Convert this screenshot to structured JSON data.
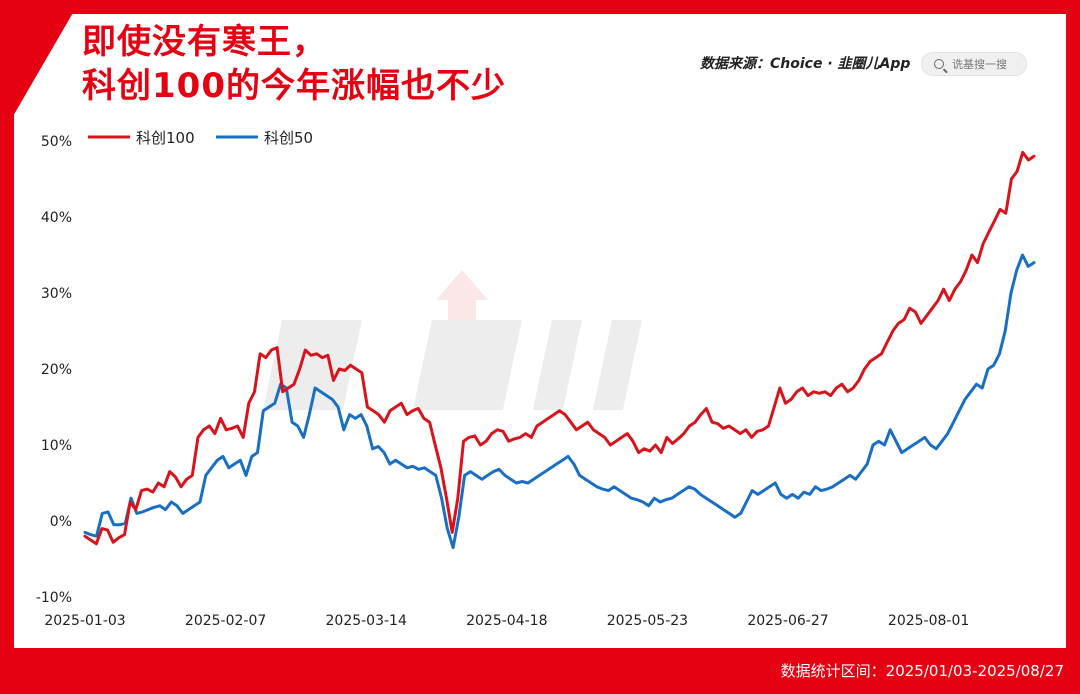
{
  "header": {
    "title_line1": "即使没有寒王，",
    "title_line2": "科创100的今年涨幅也不少"
  },
  "source": {
    "text": "数据来源：Choice · 韭圈儿App"
  },
  "search": {
    "placeholder": "诜基搜一搜"
  },
  "footer": {
    "range_text": "数据统计区间：2025/01/03-2025/08/27"
  },
  "colors": {
    "accent": "#e50012",
    "series_1": "#d7141b",
    "series_2": "#1a6fc4"
  },
  "chart_data": {
    "type": "line",
    "x_ticks": [
      "2025-01-03",
      "2025-02-07",
      "2025-03-14",
      "2025-04-18",
      "2025-05-23",
      "2025-06-27",
      "2025-08-01"
    ],
    "y_ticks": [
      "-10%",
      "0%",
      "10%",
      "20%",
      "30%",
      "40%",
      "50%"
    ],
    "ylim": [
      -10,
      50
    ],
    "grid": false,
    "legend_position": "top-left",
    "series": [
      {
        "name": "科创100",
        "values": [
          -2.0,
          -2.5,
          -3.0,
          -1.0,
          -1.2,
          -2.8,
          -2.2,
          -1.8,
          2.5,
          1.5,
          4.0,
          4.2,
          3.8,
          5.0,
          4.5,
          6.5,
          5.8,
          4.5,
          5.5,
          6.0,
          11.0,
          12.0,
          12.5,
          11.5,
          13.5,
          12.0,
          12.2,
          12.5,
          11.0,
          15.5,
          17.0,
          22.0,
          21.5,
          22.5,
          22.8,
          17.0,
          17.5,
          18.0,
          20.0,
          22.5,
          21.8,
          22.0,
          21.5,
          21.8,
          18.5,
          20.0,
          19.8,
          20.5,
          20.0,
          19.5,
          15.0,
          14.5,
          14.0,
          13.0,
          14.5,
          15.0,
          15.5,
          14.0,
          14.5,
          14.8,
          13.5,
          13.0,
          10.0,
          7.0,
          3.0,
          -1.5,
          3.0,
          10.5,
          11.0,
          11.2,
          10.0,
          10.5,
          11.5,
          12.0,
          11.8,
          10.5,
          10.8,
          11.0,
          11.5,
          11.0,
          12.5,
          13.0,
          13.5,
          14.0,
          14.5,
          14.0,
          13.0,
          12.0,
          12.5,
          13.0,
          12.0,
          11.5,
          11.0,
          10.0,
          10.5,
          11.0,
          11.5,
          10.5,
          9.0,
          9.5,
          9.2,
          10.0,
          9.0,
          11.0,
          10.2,
          10.8,
          11.5,
          12.5,
          13.0,
          14.0,
          14.8,
          13.0,
          12.8,
          12.2,
          12.5,
          12.0,
          11.5,
          12.0,
          11.0,
          11.8,
          12.0,
          12.5,
          15.0,
          17.5,
          15.5,
          16.0,
          17.0,
          17.5,
          16.5,
          17.0,
          16.8,
          17.0,
          16.5,
          17.5,
          18.0,
          17.0,
          17.5,
          18.5,
          20.0,
          21.0,
          21.5,
          22.0,
          23.5,
          25.0,
          26.0,
          26.5,
          28.0,
          27.5,
          26.0,
          27.0,
          28.0,
          29.0,
          30.5,
          29.0,
          30.5,
          31.5,
          33.0,
          35.0,
          34.0,
          36.5,
          38.0,
          39.5,
          41.0,
          40.5,
          45.0,
          46.0,
          48.5,
          47.5,
          48.0
        ]
      },
      {
        "name": "科创50",
        "values": [
          -1.5,
          -1.8,
          -2.0,
          1.0,
          1.2,
          -0.5,
          -0.5,
          -0.3,
          3.0,
          1.0,
          1.2,
          1.5,
          1.8,
          2.0,
          1.5,
          2.5,
          2.0,
          1.0,
          1.5,
          2.0,
          2.5,
          6.0,
          7.0,
          8.0,
          8.5,
          7.0,
          7.5,
          8.0,
          6.0,
          8.5,
          9.0,
          14.5,
          15.0,
          15.5,
          18.0,
          17.5,
          13.0,
          12.5,
          11.0,
          14.0,
          17.5,
          17.0,
          16.5,
          16.0,
          15.0,
          12.0,
          14.0,
          13.5,
          14.0,
          12.5,
          9.5,
          9.8,
          9.0,
          7.5,
          8.0,
          7.5,
          7.0,
          7.2,
          6.8,
          7.0,
          6.5,
          6.0,
          3.0,
          -1.0,
          -3.5,
          0.5,
          6.0,
          6.5,
          6.0,
          5.5,
          6.0,
          6.5,
          6.8,
          6.0,
          5.5,
          5.0,
          5.2,
          5.0,
          5.5,
          6.0,
          6.5,
          7.0,
          7.5,
          8.0,
          8.5,
          7.5,
          6.0,
          5.5,
          5.0,
          4.5,
          4.2,
          4.0,
          4.5,
          4.0,
          3.5,
          3.0,
          2.8,
          2.5,
          2.0,
          3.0,
          2.5,
          2.8,
          3.0,
          3.5,
          4.0,
          4.5,
          4.2,
          3.5,
          3.0,
          2.5,
          2.0,
          1.5,
          1.0,
          0.5,
          1.0,
          2.5,
          4.0,
          3.5,
          4.0,
          4.5,
          5.0,
          3.5,
          3.0,
          3.5,
          3.0,
          3.8,
          3.5,
          4.5,
          4.0,
          4.2,
          4.5,
          5.0,
          5.5,
          6.0,
          5.5,
          6.5,
          7.5,
          10.0,
          10.5,
          10.0,
          12.0,
          10.5,
          9.0,
          9.5,
          10.0,
          10.5,
          11.0,
          10.0,
          9.5,
          10.5,
          11.5,
          13.0,
          14.5,
          16.0,
          17.0,
          18.0,
          17.5,
          20.0,
          20.5,
          22.0,
          25.0,
          30.0,
          33.0,
          35.0,
          33.5,
          34.0
        ]
      }
    ]
  }
}
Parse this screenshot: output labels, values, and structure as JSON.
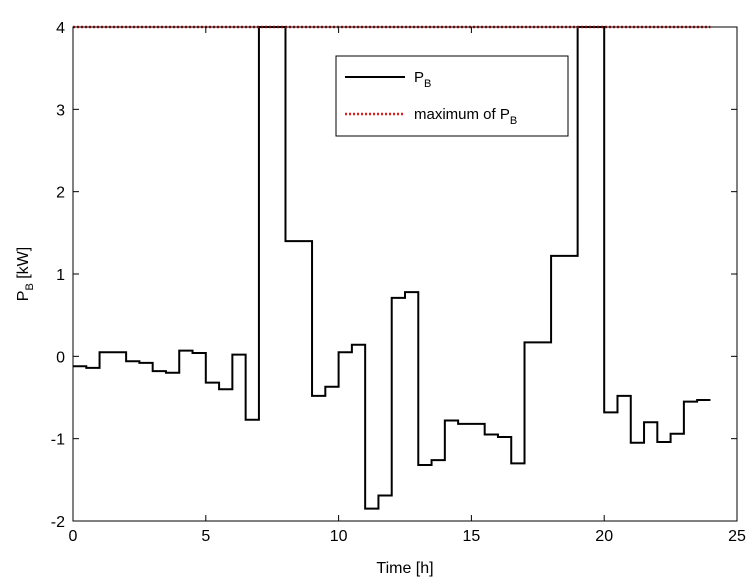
{
  "chart_data": {
    "type": "line",
    "step": true,
    "xlabel": "Time [h]",
    "ylabel": {
      "main": "P",
      "sub": "B",
      "unit": " [kW]"
    },
    "xlim": [
      0,
      25
    ],
    "ylim": [
      -2,
      4
    ],
    "xticks": [
      0,
      5,
      10,
      15,
      20,
      25
    ],
    "yticks": [
      -2,
      -1,
      0,
      1,
      2,
      3,
      4
    ],
    "grid": false,
    "legend_position": "top-center",
    "series": [
      {
        "legend": {
          "main": "P",
          "sub": "B"
        },
        "color": "#000000",
        "style": "solid",
        "x": [
          0,
          0.5,
          1,
          1.5,
          2,
          2.5,
          3,
          3.5,
          4,
          4.5,
          5,
          5.5,
          6,
          6.5,
          7,
          7.5,
          8,
          8.5,
          9,
          9.5,
          10,
          10.5,
          11,
          11.5,
          12,
          12.5,
          13,
          13.5,
          14,
          14.5,
          15,
          15.5,
          16,
          16.5,
          17,
          17.5,
          18,
          18.5,
          19,
          19.5,
          20,
          20.5,
          21,
          21.5,
          22,
          22.5,
          23,
          23.5,
          24
        ],
        "y": [
          -0.12,
          -0.14,
          0.05,
          0.05,
          -0.06,
          -0.08,
          -0.18,
          -0.2,
          0.07,
          0.04,
          -0.32,
          -0.4,
          0.02,
          -0.77,
          4,
          4,
          1.4,
          1.4,
          -0.48,
          -0.37,
          0.05,
          0.14,
          -1.85,
          -1.69,
          0.71,
          0.78,
          -1.32,
          -1.26,
          -0.78,
          -0.82,
          -0.82,
          -0.95,
          -0.98,
          -1.3,
          0.17,
          0.17,
          1.22,
          1.22,
          4,
          4,
          -0.68,
          -0.48,
          -1.05,
          -0.8,
          -1.04,
          -0.94,
          -0.55,
          -0.53,
          -0.53
        ]
      },
      {
        "legend": {
          "main": "maximum of P",
          "sub": "B"
        },
        "color": "#e41a1c",
        "style": "dotted",
        "x": [
          0,
          24
        ],
        "y": [
          4,
          4
        ]
      }
    ]
  }
}
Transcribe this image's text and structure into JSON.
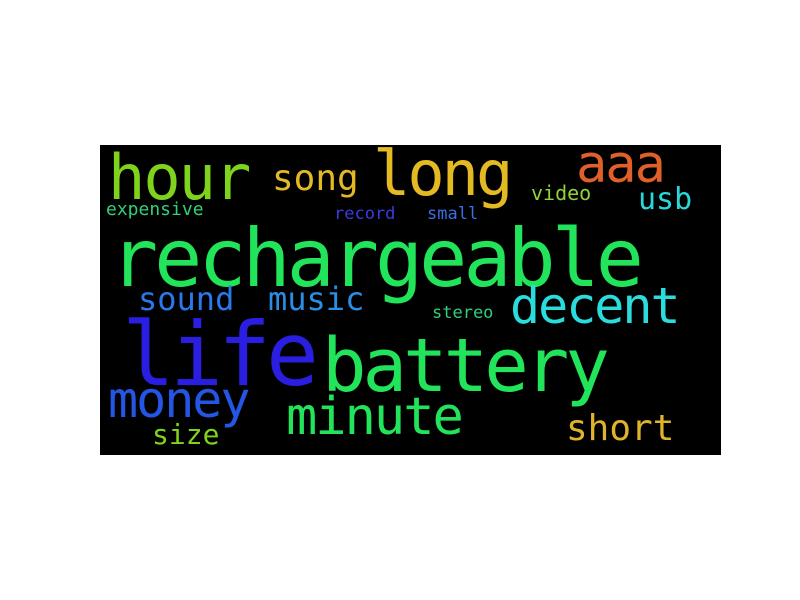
{
  "word_cloud": {
    "background": "#000000",
    "words": [
      {
        "text": "hour",
        "color": "#7fd31c"
      },
      {
        "text": "song",
        "color": "#e3ba22"
      },
      {
        "text": "long",
        "color": "#e3ba22"
      },
      {
        "text": "aaa",
        "color": "#e0602a"
      },
      {
        "text": "video",
        "color": "#8fd23a"
      },
      {
        "text": "usb",
        "color": "#2ad8d8"
      },
      {
        "text": "expensive",
        "color": "#2fd17a"
      },
      {
        "text": "record",
        "color": "#3a3ae0"
      },
      {
        "text": "small",
        "color": "#3a6ee6"
      },
      {
        "text": "rechargeable",
        "color": "#22e45a"
      },
      {
        "text": "sound",
        "color": "#2b78ea"
      },
      {
        "text": "music",
        "color": "#2b8ee6"
      },
      {
        "text": "decent",
        "color": "#2adcdc"
      },
      {
        "text": "stereo",
        "color": "#2fd17a"
      },
      {
        "text": "life",
        "color": "#2a1fe0"
      },
      {
        "text": "battery",
        "color": "#22e45a"
      },
      {
        "text": "money",
        "color": "#2456e6"
      },
      {
        "text": "minute",
        "color": "#22e45a"
      },
      {
        "text": "short",
        "color": "#e0b42a"
      },
      {
        "text": "size",
        "color": "#7fd31c"
      }
    ]
  }
}
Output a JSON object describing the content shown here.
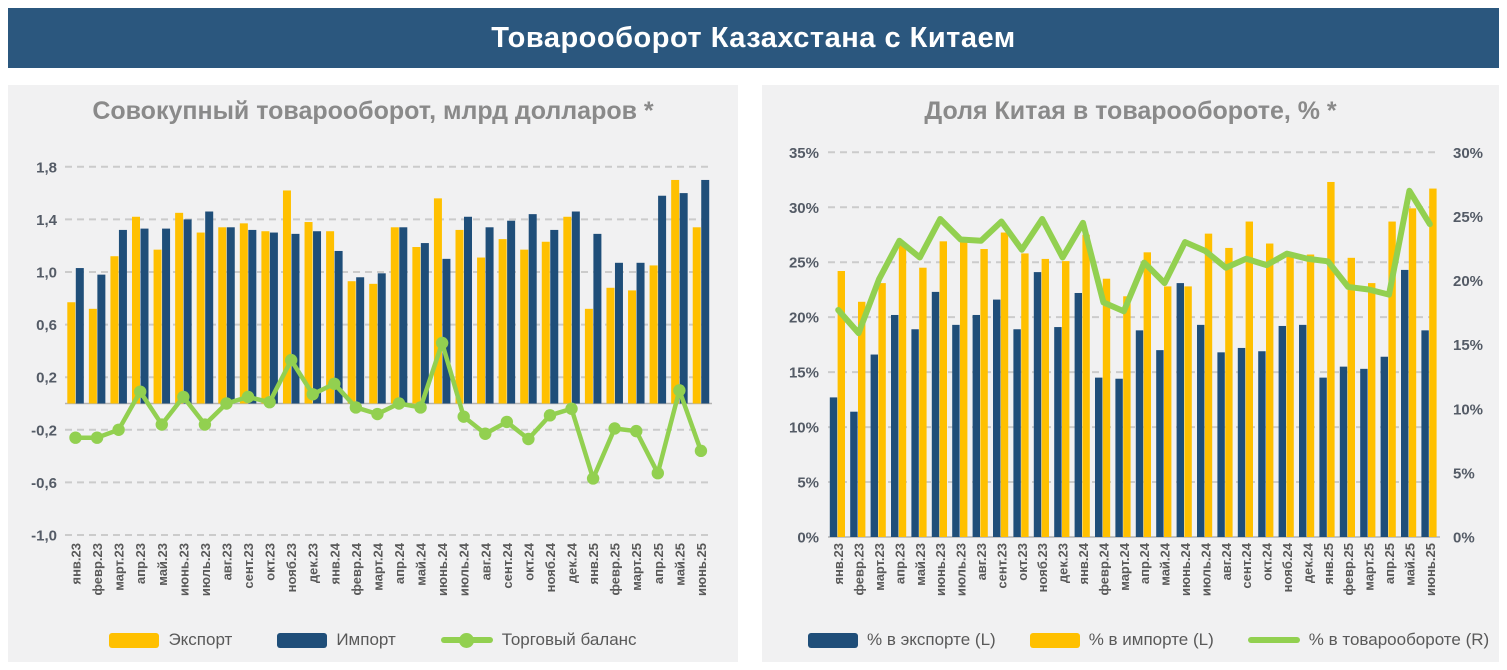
{
  "banner": {
    "title": "Товарооборот Казахстана с Китаем"
  },
  "colors": {
    "banner_bg": "#2B577E",
    "panel_bg": "#F1F1F2",
    "export": "#FFC000",
    "import": "#1F4E79",
    "line": "#92D050",
    "grid": "#CBCBCB",
    "zero_axis": "#B3B3B3",
    "tick_text": "#545B66",
    "month_text": "#595959",
    "title_text": "#8A8A8A",
    "legend_text": "#595959",
    "banner_text": "#FFFFFF"
  },
  "months": [
    "янв.23",
    "февр.23",
    "март.23",
    "апр.23",
    "май.23",
    "июнь.23",
    "июль.23",
    "авг.23",
    "сент.23",
    "окт.23",
    "нояб.23",
    "дек.23",
    "янв.24",
    "февр.24",
    "март.24",
    "апр.24",
    "май.24",
    "июнь.24",
    "июль.24",
    "авг.24",
    "сент.24",
    "окт.24",
    "нояб.24",
    "дек.24",
    "янв.25",
    "февр.25",
    "март.25",
    "апр.25",
    "май.25",
    "июнь.25"
  ],
  "chart_data": [
    {
      "id": "turnover",
      "type": "bar+line",
      "title": "Совокупный товарооборот, млрд долларов *",
      "ylabel": "млрд долларов",
      "ylim": [
        -1.0,
        1.8
      ],
      "ytick_step": 0.4,
      "ytick_values": [
        1.8,
        1.4,
        1.0,
        0.6,
        0.2,
        -0.2,
        -0.6,
        -1.0
      ],
      "ytick_labels": [
        "1,8",
        "1,4",
        "1,0",
        "0,6",
        "0,2",
        "-0,2",
        "-0,6",
        "-1,0"
      ],
      "grid": "dashed-horizontal",
      "legend_position": "bottom",
      "categories": [
        "янв.23",
        "февр.23",
        "март.23",
        "апр.23",
        "май.23",
        "июнь.23",
        "июль.23",
        "авг.23",
        "сент.23",
        "окт.23",
        "нояб.23",
        "дек.23",
        "янв.24",
        "февр.24",
        "март.24",
        "апр.24",
        "май.24",
        "июнь.24",
        "июль.24",
        "авг.24",
        "сент.24",
        "окт.24",
        "нояб.24",
        "дек.24",
        "янв.25",
        "февр.25",
        "март.25",
        "апр.25",
        "май.25",
        "июнь.25"
      ],
      "series": [
        {
          "name": "Экспорт",
          "type": "bar",
          "color": "#FFC000",
          "values": [
            0.77,
            0.72,
            1.12,
            1.42,
            1.17,
            1.45,
            1.3,
            1.34,
            1.37,
            1.31,
            1.62,
            1.38,
            1.31,
            0.93,
            0.91,
            1.34,
            1.19,
            1.56,
            1.32,
            1.11,
            1.25,
            1.17,
            1.23,
            1.42,
            0.72,
            0.88,
            0.86,
            1.05,
            1.7,
            1.34
          ]
        },
        {
          "name": "Импорт",
          "type": "bar",
          "color": "#1F4E79",
          "values": [
            1.03,
            0.98,
            1.32,
            1.33,
            1.33,
            1.4,
            1.46,
            1.34,
            1.32,
            1.3,
            1.29,
            1.31,
            1.16,
            0.96,
            0.99,
            1.34,
            1.22,
            1.1,
            1.42,
            1.34,
            1.39,
            1.44,
            1.32,
            1.46,
            1.29,
            1.07,
            1.07,
            1.58,
            1.6,
            1.7
          ]
        },
        {
          "name": "Торговый баланс",
          "type": "line",
          "markers": true,
          "color": "#92D050",
          "values": [
            -0.26,
            -0.26,
            -0.2,
            0.09,
            -0.16,
            0.05,
            -0.16,
            0.0,
            0.05,
            0.01,
            0.33,
            0.07,
            0.15,
            -0.03,
            -0.08,
            0.0,
            -0.03,
            0.46,
            -0.1,
            -0.23,
            -0.14,
            -0.27,
            -0.09,
            -0.04,
            -0.57,
            -0.19,
            -0.21,
            -0.53,
            0.1,
            -0.36
          ]
        }
      ]
    },
    {
      "id": "china-share",
      "type": "bar+line",
      "title": "Доля Китая в товарообороте, % *",
      "left_ylim": [
        0,
        35
      ],
      "right_ylim": [
        0,
        30
      ],
      "left_tick_values": [
        35,
        30,
        25,
        20,
        15,
        10,
        5,
        0
      ],
      "left_tick_labels": [
        "35%",
        "30%",
        "25%",
        "20%",
        "15%",
        "10%",
        "5%",
        "0%"
      ],
      "right_tick_values": [
        30,
        25,
        20,
        15,
        10,
        5,
        0
      ],
      "right_tick_labels": [
        "30%",
        "25%",
        "20%",
        "15%",
        "10%",
        "5%",
        "0%"
      ],
      "grid": "dashed-horizontal",
      "legend_position": "bottom",
      "categories": [
        "янв.23",
        "февр.23",
        "март.23",
        "апр.23",
        "май.23",
        "июнь.23",
        "июль.23",
        "авг.23",
        "сент.23",
        "окт.23",
        "нояб.23",
        "дек.23",
        "янв.24",
        "февр.24",
        "март.24",
        "апр.24",
        "май.24",
        "июнь.24",
        "июль.24",
        "авг.24",
        "сент.24",
        "окт.24",
        "нояб.24",
        "дек.24",
        "янв.25",
        "февр.25",
        "март.25",
        "апр.25",
        "май.25",
        "июнь.25"
      ],
      "series": [
        {
          "name": "% в экспорте (L)",
          "type": "bar",
          "axis": "left",
          "color": "#1F4E79",
          "values": [
            12.7,
            11.4,
            16.6,
            20.2,
            18.9,
            22.3,
            19.3,
            20.2,
            21.6,
            18.9,
            24.1,
            19.1,
            22.2,
            14.5,
            14.4,
            18.8,
            17.0,
            23.1,
            19.3,
            16.8,
            17.2,
            16.9,
            19.2,
            19.3,
            14.5,
            15.5,
            15.3,
            16.4,
            24.3,
            18.8
          ]
        },
        {
          "name": "% в импорте (L)",
          "type": "bar",
          "axis": "left",
          "color": "#FFC000",
          "values": [
            24.2,
            21.4,
            23.1,
            26.6,
            24.5,
            26.9,
            27.2,
            26.2,
            27.7,
            25.8,
            25.3,
            25.1,
            27.5,
            23.5,
            21.9,
            25.9,
            22.8,
            22.8,
            27.6,
            26.3,
            28.7,
            26.7,
            25.7,
            25.7,
            32.3,
            25.4,
            23.1,
            28.7,
            29.9,
            31.7
          ]
        },
        {
          "name": "% в товарообороте (R)",
          "type": "line",
          "axis": "right",
          "markers": false,
          "color": "#92D050",
          "values": [
            17.7,
            15.9,
            20.1,
            23.1,
            21.8,
            24.8,
            23.2,
            23.1,
            24.6,
            22.4,
            24.8,
            21.8,
            24.5,
            18.3,
            17.6,
            21.4,
            19.8,
            23.0,
            22.3,
            21.0,
            21.7,
            21.2,
            22.1,
            21.7,
            21.5,
            19.5,
            19.3,
            18.9,
            27.0,
            24.4
          ]
        }
      ]
    }
  ]
}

- - -

[Set problem]:
Work out how many lines above have the string "JSON" in them, and give only the number.

[Complete answer]:
4